_What is required_
In the entries below, find every line with "your" and copy it.

begin Material shown

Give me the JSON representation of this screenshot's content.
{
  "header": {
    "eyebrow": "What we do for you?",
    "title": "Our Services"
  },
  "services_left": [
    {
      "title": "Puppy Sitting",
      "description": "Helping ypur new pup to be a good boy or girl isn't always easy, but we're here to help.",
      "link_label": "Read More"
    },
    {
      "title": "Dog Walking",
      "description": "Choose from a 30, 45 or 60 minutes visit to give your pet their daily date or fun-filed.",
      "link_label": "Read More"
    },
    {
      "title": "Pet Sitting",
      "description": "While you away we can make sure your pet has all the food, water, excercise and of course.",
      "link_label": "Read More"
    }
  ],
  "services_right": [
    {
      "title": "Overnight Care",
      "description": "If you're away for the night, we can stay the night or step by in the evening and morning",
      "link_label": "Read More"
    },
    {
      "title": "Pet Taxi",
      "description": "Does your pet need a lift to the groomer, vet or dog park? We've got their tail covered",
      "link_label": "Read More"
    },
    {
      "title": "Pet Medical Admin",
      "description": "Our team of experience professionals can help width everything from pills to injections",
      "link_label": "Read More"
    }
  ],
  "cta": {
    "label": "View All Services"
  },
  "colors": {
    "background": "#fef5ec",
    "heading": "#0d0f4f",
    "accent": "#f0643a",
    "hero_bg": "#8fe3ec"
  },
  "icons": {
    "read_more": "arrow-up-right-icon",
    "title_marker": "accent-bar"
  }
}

end Material shown

_Written reply_
      "description": "Choose from a 30, 45 or 60 minutes visit to give your pet their daily date or fun-filed.",
      "description": "While you away we can make sure your pet has all the food, water, excercise and of course.",
      "description": "Does your pet need a lift to the groomer, vet or dog park? We've got their tail covered",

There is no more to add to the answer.